* [Work to complete]:
Repeat all entries exactly.

(Some records)
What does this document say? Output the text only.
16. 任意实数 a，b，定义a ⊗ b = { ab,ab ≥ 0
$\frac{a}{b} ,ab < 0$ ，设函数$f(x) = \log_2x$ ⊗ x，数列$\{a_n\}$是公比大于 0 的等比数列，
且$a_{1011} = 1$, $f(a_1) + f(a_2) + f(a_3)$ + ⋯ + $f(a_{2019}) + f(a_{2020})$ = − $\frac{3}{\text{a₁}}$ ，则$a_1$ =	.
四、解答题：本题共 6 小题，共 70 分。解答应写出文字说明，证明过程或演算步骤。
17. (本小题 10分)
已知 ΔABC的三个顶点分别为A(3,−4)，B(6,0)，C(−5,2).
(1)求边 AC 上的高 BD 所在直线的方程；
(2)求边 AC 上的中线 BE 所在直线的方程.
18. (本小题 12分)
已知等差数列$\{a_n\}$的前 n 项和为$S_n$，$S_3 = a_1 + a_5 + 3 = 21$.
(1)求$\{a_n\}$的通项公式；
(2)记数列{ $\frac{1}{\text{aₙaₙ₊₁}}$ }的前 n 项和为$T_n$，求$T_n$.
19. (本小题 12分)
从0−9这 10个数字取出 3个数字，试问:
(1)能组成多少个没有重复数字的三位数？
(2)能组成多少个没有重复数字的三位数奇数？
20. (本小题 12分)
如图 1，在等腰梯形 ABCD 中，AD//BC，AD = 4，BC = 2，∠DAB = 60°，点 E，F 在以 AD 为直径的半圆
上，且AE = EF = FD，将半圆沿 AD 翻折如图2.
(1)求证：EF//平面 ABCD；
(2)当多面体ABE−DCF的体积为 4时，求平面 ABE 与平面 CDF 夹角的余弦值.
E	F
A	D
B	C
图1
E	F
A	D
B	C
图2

* [Solution to this task]:
What does this document say? Output the text only.
16. 任意实数 a，b，定义a ⊗ b = { ab,ab ≥ 0
$\frac{a}{b} ,ab < 0$ ，设函数$f(x) = \log_2x$ ⊗ x，数列$\{a_n\}$是公比大于 0 的等比数列，
且$a_{1011} = 1$, $f(a_1) + f(a_2) + f(a_3)$ + ⋯ + $f(a_{2019}) + f(a_{2020})$ = − $\frac{3}{\text{a₁}}$ ，则$a_1$ =	.
四、解答题：本题共 6 小题，共 70 分。解答应写出文字说明，证明过程或演算步骤。
17. (本小题 10分)
已知 ΔABC的三个顶点分别为A(3,−4)，B(6,0)，C(−5,2).
(1)求边 AC 上的高 BD 所在直线的方程；
(2)求边 AC 上的中线 BE 所在直线的方程.
18. (本小题 12分)
已知等差数列$\{a_n\}$的前 n 项和为$S_n$，$S_3 = a_1 + a_5 + 3 = 21$.
(1)求$\{a_n\}$的通项公式；
(2)记数列{ $\frac{1}{\text{aₙaₙ₊₁}}$ }的前 n 项和为$T_n$，求$T_n$.
19. (本小题 12分)
从0−9这 10个数字取出 3个数字，试问:
(1)能组成多少个没有重复数字的三位数？
(2)能组成多少个没有重复数字的三位数奇数？
20. (本小题 12分)
如图 1，在等腰梯形 ABCD 中，AD//BC，AD = 4，BC = 2，∠DAB = 60°，点 E，F 在以 AD 为直径的半圆
上，且AE = EF = FD，将半圆沿 AD 翻折如图2.
(1)求证：EF//平面 ABCD；
(2)当多面体ABE−DCF的体积为 4时，求平面 ABE 与平面 CDF 夹角的余弦值.
E	F
A	D
B	C
图1
E	F
A	D
B	C
图2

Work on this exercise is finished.